• **What to do**
Tally the lines holding the string "procesu" and reply with that number alone.

• **Recorded data**
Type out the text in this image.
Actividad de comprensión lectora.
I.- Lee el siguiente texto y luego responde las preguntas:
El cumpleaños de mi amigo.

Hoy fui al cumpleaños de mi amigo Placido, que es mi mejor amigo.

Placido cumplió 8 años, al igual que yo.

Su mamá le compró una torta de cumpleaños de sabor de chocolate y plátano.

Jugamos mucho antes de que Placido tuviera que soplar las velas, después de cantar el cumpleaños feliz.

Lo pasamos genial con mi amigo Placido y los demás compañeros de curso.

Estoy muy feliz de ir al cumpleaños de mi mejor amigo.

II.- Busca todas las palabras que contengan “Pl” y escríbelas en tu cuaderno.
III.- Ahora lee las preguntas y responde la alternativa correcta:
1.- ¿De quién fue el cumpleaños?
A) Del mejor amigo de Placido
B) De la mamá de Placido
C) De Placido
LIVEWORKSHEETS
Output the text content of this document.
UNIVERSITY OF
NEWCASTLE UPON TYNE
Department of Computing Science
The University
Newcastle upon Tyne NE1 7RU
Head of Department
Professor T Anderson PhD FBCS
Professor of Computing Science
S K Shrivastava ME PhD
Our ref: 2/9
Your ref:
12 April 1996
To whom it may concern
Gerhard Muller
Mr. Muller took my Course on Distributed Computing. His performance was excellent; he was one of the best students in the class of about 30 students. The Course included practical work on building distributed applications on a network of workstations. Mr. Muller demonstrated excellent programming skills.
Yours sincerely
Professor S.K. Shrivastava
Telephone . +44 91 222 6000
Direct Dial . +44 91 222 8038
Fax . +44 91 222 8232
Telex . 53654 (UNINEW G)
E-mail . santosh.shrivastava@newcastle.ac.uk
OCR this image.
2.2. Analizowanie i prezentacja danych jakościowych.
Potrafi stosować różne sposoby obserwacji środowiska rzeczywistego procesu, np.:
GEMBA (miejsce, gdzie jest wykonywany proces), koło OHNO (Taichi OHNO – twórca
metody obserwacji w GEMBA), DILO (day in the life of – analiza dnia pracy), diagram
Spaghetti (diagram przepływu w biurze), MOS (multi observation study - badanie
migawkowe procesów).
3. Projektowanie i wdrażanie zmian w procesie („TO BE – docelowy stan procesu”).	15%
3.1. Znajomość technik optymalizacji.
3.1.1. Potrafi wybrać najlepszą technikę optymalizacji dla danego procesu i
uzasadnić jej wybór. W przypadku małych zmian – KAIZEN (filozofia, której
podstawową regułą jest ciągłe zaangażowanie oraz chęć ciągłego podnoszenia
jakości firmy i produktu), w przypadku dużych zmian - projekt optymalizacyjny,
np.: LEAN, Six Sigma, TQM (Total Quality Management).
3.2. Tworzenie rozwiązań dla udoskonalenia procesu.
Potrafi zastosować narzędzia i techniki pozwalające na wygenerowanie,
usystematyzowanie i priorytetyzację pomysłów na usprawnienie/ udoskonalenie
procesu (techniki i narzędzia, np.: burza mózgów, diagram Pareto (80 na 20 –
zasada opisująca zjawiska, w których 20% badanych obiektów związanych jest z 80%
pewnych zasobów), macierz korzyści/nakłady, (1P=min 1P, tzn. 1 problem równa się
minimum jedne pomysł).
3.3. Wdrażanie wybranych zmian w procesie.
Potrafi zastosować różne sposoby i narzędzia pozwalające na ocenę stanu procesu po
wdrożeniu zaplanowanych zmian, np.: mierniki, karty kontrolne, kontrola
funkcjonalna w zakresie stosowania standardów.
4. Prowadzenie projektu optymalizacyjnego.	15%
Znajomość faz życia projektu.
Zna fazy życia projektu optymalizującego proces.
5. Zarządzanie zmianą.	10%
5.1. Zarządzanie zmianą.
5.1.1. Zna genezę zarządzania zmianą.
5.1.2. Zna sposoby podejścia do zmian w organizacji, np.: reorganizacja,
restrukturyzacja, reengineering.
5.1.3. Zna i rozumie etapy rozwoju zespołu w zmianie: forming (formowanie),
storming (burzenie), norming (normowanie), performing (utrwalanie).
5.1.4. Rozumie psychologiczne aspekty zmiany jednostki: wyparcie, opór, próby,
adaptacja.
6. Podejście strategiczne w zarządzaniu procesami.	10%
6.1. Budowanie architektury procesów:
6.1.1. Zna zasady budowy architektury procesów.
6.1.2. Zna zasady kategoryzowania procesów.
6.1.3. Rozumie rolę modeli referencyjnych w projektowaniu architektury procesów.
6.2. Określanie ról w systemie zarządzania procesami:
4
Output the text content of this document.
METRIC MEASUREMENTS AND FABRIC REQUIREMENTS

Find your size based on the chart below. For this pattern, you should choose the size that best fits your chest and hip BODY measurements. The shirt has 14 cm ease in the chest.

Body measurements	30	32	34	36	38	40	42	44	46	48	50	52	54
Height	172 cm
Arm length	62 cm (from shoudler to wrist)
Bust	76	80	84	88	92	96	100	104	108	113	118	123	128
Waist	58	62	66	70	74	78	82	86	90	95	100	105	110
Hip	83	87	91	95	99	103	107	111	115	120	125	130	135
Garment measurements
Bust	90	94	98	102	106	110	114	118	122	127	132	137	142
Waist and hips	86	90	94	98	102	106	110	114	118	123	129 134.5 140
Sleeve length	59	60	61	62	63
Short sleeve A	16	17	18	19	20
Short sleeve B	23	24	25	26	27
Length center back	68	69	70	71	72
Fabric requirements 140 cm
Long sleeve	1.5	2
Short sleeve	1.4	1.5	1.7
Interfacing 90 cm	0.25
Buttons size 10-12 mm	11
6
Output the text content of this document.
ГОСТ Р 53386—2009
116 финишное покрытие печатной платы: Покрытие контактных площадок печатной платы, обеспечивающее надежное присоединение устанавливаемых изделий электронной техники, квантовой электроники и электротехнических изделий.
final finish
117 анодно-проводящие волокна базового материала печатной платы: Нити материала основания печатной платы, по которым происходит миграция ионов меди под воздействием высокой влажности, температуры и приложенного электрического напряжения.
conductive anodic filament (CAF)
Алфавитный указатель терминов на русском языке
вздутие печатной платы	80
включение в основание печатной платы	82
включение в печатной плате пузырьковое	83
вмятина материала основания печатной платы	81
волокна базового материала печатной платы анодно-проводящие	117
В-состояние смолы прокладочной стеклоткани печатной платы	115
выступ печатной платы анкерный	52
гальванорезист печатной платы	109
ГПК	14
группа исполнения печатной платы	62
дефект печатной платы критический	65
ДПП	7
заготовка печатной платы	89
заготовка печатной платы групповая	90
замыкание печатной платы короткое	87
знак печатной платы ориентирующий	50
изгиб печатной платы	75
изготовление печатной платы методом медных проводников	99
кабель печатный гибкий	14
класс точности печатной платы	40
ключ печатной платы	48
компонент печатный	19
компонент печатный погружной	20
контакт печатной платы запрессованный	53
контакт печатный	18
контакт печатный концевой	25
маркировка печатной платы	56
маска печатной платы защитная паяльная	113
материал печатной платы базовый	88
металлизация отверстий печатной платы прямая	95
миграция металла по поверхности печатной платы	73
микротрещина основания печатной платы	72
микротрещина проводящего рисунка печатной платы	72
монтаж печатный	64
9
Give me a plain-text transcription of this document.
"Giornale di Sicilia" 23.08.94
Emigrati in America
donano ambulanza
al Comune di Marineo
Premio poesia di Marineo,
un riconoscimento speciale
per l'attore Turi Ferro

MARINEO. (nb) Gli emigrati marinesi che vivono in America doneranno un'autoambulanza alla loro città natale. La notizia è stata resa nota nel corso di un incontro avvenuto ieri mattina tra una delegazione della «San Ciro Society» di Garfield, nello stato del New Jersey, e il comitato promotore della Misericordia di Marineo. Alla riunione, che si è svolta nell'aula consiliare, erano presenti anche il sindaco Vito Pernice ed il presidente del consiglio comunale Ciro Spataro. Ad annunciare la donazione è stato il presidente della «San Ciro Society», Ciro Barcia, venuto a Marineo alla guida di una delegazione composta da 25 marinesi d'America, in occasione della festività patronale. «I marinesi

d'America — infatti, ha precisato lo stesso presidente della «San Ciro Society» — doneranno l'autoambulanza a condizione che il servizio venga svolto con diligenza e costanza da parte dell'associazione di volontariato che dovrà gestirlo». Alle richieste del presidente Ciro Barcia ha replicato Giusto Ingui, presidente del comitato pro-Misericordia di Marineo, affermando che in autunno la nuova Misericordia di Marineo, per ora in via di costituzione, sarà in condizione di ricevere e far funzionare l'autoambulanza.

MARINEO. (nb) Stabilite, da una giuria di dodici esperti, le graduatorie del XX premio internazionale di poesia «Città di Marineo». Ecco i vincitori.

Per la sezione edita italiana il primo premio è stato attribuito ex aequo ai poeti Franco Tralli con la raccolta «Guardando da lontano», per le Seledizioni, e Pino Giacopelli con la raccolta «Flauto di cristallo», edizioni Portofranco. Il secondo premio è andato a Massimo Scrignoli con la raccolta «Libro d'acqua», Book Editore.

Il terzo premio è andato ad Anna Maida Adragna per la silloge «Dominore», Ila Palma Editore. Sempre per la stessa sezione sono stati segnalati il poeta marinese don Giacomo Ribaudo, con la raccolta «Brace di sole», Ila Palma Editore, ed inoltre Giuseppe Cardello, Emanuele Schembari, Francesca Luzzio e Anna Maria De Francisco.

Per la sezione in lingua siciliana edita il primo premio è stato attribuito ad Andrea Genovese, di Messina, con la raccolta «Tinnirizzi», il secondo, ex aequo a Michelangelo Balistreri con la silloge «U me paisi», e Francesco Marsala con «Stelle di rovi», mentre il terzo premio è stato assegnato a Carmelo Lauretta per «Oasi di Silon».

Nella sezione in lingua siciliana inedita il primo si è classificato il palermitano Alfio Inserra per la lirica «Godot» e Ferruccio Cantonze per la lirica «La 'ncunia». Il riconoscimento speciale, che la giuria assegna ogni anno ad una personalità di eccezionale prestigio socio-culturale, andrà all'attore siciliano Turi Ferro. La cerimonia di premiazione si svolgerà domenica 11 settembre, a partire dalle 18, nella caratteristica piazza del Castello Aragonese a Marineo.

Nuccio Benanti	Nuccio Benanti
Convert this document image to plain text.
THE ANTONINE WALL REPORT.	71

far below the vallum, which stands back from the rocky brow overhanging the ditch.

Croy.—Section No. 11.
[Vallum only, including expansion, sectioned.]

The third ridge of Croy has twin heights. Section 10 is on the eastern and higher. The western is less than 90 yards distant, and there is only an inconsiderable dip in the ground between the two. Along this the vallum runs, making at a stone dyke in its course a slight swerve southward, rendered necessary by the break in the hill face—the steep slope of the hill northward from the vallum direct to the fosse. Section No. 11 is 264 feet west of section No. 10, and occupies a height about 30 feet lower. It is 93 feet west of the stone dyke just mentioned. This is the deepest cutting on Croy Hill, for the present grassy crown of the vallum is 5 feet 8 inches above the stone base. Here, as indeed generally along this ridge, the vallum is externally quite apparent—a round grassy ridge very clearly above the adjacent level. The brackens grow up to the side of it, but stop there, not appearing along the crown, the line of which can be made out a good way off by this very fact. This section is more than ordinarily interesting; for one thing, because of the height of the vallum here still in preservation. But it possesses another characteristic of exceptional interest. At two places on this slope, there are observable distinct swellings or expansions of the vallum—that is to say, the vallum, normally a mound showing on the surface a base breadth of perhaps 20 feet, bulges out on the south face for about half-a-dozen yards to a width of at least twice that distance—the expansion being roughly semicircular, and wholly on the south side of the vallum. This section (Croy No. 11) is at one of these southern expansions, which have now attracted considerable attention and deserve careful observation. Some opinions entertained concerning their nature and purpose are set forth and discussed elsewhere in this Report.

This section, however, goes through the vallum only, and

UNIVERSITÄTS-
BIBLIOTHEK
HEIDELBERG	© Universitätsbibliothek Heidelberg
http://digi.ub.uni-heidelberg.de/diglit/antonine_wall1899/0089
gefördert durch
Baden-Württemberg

• **Full answer**
6